> **EXERCISE BRIEF**: Copy down every line where the string "Tutulmalardan" shows up.

> **DATA LINES**:

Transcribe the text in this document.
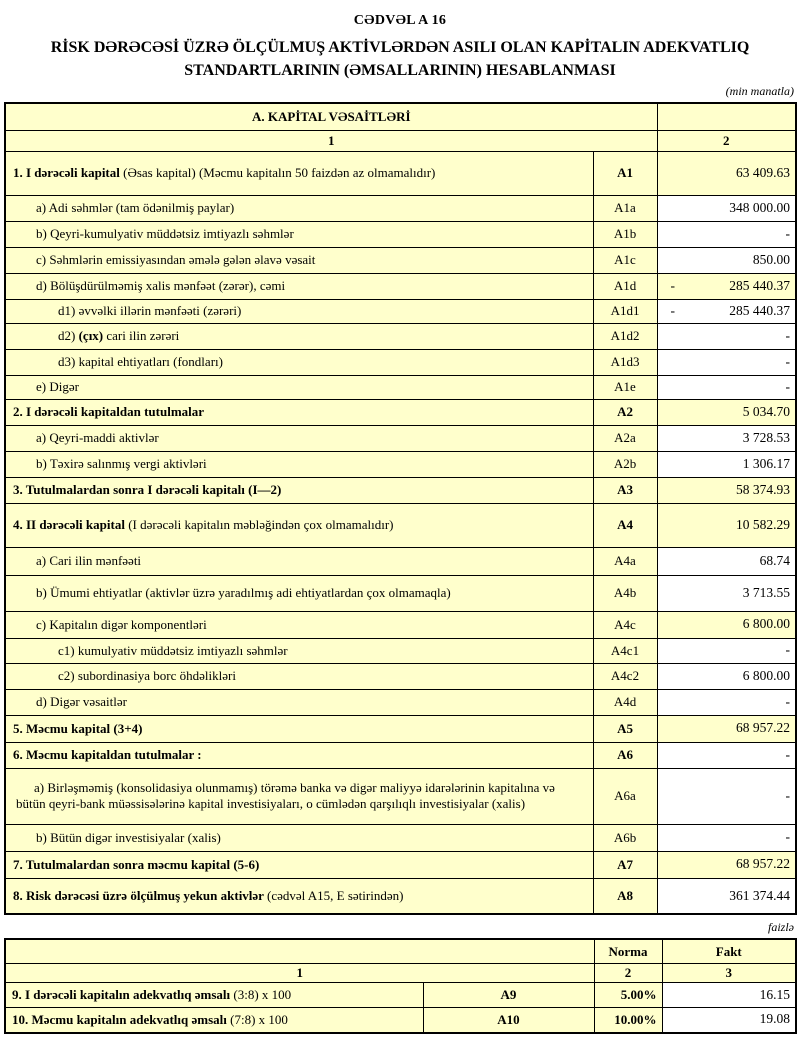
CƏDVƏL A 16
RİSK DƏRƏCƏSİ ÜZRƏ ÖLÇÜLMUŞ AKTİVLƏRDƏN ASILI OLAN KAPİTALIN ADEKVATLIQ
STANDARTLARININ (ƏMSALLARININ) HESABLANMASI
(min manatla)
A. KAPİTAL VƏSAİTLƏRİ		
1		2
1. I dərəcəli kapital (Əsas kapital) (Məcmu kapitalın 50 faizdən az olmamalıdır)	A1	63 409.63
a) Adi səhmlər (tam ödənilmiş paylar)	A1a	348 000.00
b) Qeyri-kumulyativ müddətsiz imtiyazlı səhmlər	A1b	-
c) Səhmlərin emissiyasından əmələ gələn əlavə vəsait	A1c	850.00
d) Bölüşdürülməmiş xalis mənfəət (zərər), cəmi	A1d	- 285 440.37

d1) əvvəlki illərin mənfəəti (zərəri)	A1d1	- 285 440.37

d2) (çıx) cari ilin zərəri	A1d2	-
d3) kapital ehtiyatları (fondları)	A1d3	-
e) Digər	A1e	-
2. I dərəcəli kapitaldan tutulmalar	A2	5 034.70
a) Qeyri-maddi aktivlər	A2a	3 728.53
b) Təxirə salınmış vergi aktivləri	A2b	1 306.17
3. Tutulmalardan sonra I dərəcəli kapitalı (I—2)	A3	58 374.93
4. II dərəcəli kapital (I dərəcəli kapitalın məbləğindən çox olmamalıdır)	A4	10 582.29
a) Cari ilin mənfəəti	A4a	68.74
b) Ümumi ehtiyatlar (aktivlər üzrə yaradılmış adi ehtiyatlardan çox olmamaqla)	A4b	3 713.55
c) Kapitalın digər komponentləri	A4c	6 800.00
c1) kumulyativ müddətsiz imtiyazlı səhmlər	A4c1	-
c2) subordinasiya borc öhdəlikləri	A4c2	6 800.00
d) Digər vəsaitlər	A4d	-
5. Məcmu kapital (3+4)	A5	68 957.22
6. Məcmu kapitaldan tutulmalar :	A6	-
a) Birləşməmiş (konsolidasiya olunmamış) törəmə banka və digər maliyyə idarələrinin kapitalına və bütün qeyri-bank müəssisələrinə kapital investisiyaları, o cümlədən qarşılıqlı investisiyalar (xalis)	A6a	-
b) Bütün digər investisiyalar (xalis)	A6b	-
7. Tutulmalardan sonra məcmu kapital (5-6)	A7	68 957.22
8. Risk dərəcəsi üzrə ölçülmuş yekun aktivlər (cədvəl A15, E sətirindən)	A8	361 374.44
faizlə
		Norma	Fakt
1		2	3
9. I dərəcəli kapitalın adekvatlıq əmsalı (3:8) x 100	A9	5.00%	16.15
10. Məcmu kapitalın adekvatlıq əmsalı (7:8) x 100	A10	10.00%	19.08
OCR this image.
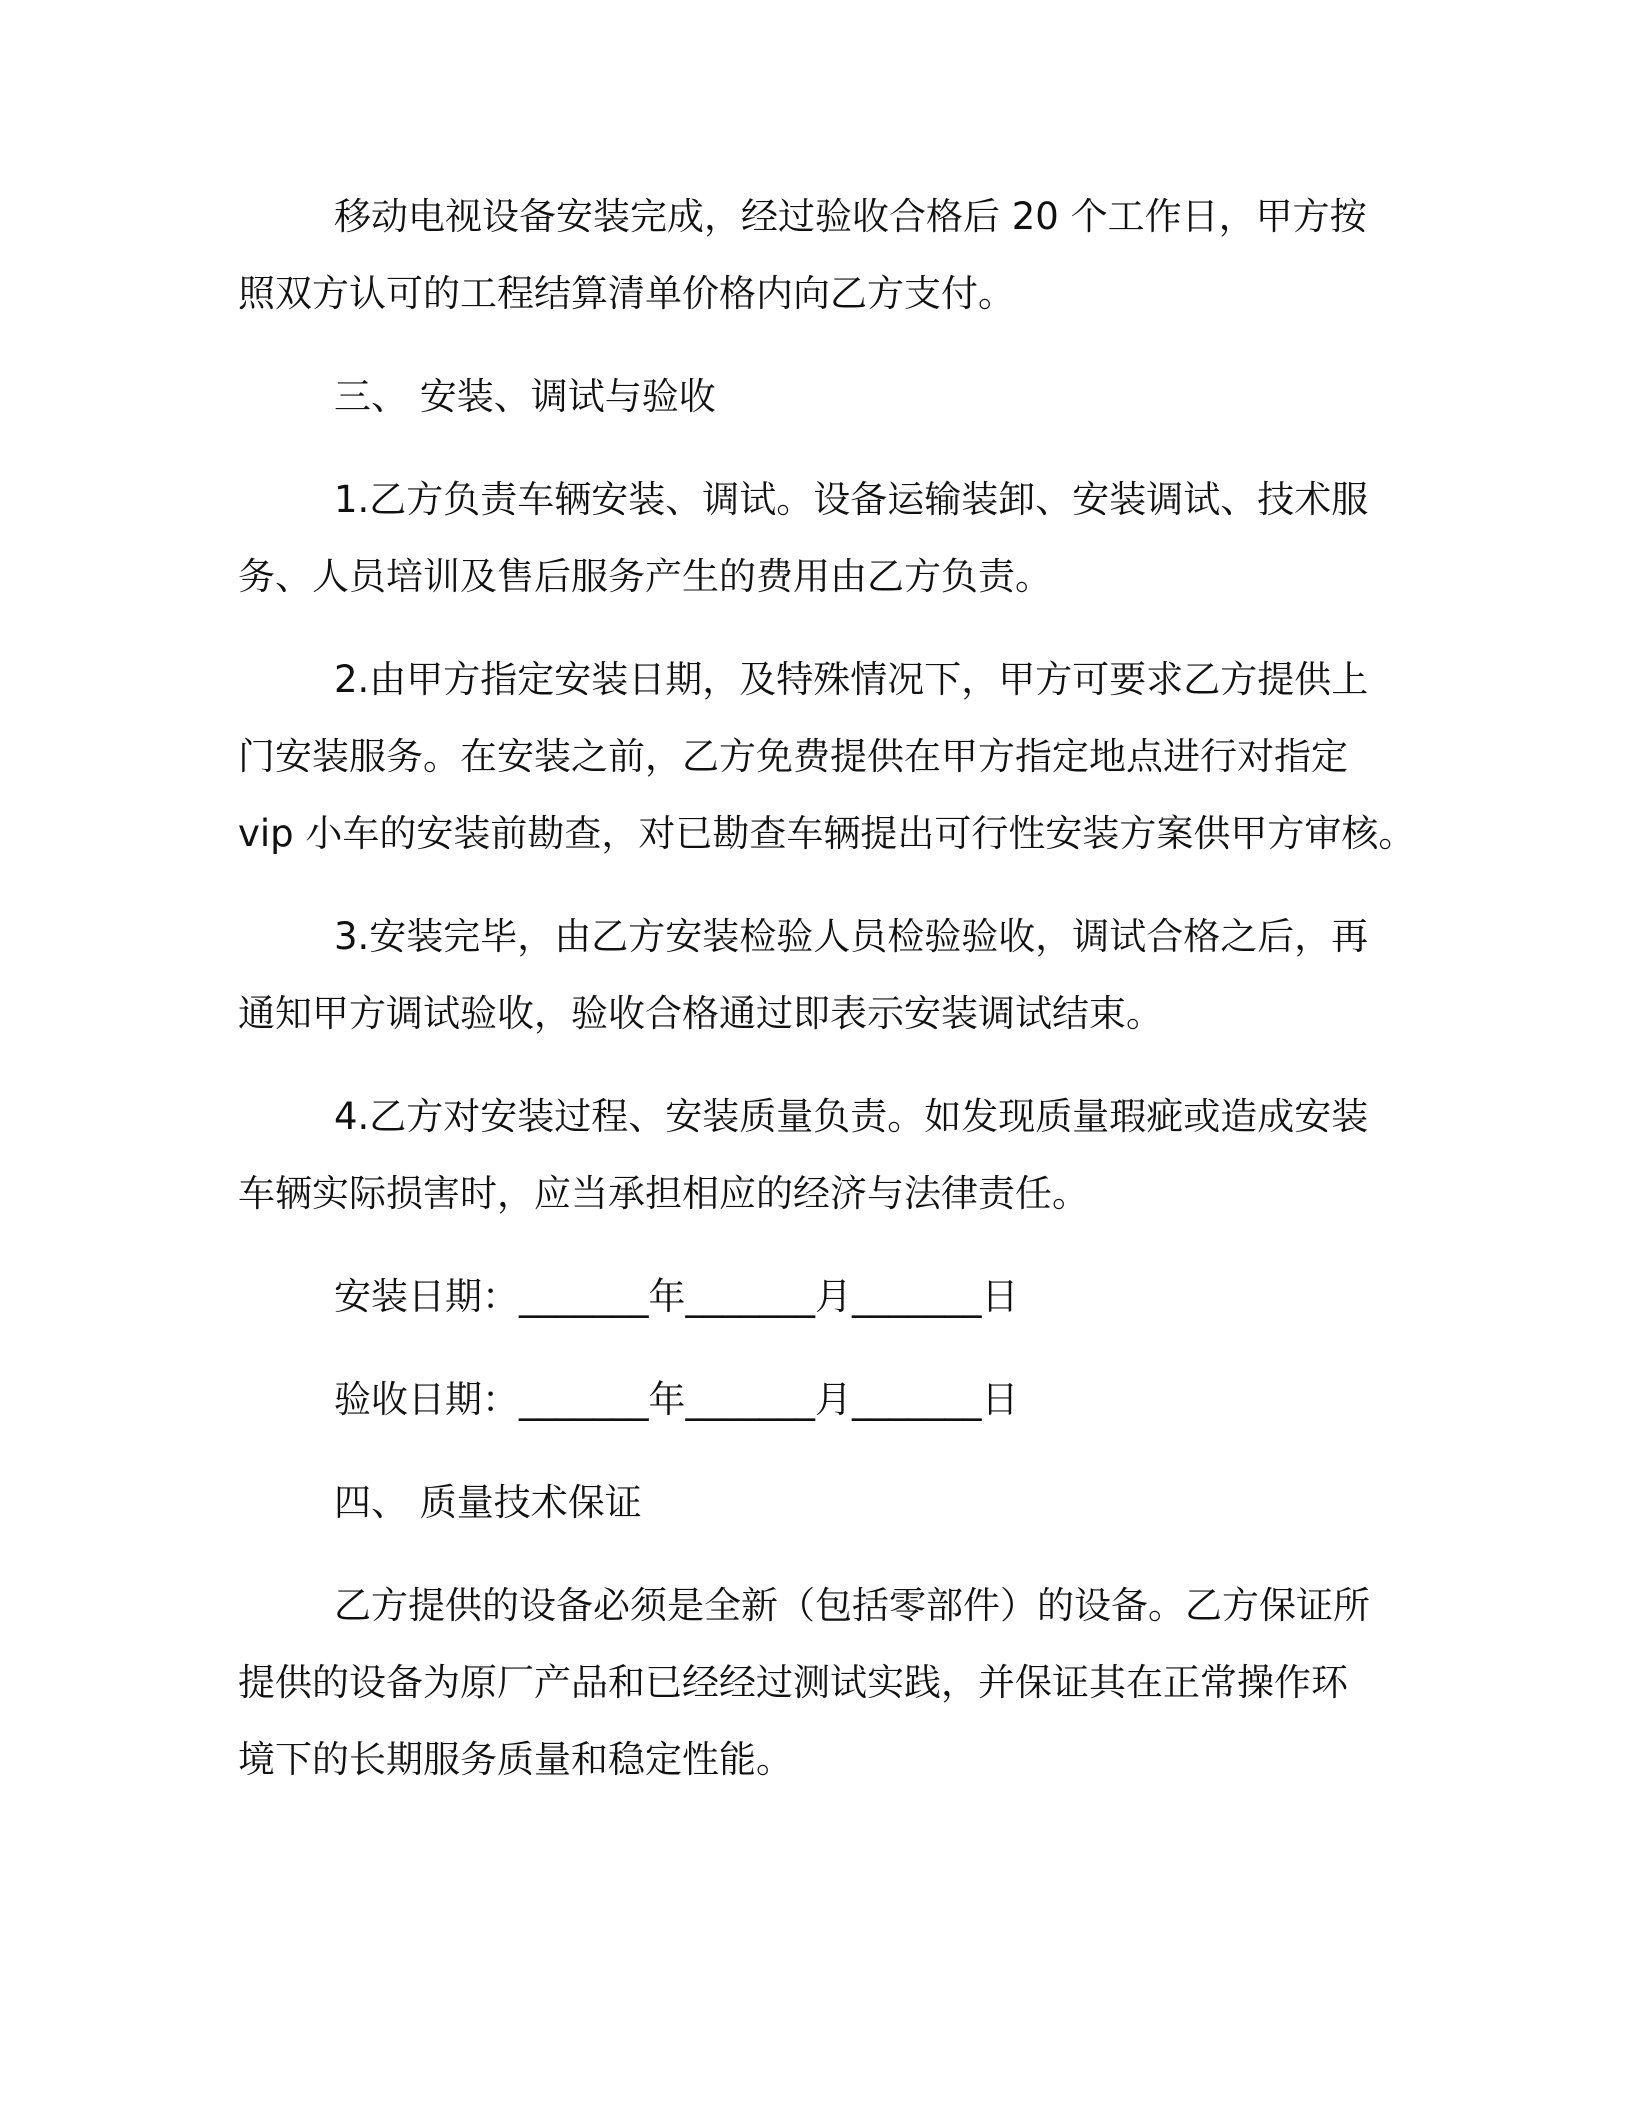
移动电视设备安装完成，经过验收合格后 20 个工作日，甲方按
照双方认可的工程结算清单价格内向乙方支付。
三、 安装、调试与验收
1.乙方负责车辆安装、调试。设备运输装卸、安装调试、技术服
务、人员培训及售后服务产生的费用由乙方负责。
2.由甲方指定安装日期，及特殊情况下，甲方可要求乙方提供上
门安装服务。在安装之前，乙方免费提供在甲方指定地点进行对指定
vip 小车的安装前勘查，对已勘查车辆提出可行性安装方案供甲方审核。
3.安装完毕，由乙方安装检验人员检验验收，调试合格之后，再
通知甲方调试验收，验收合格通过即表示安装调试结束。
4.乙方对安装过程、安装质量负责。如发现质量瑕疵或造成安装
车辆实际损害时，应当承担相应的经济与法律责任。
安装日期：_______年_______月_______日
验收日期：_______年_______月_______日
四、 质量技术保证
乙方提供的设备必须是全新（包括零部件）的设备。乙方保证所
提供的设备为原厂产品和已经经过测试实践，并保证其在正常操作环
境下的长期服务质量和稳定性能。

> **ANSWER FOR THIS EXERCISE**:
3. Tutulmalardan sonra I dərəcəli kapitalı (I—2)	A3	58 374.93
7. Tutulmalardan sonra məcmu kapital (5-6)	A7	68 957.22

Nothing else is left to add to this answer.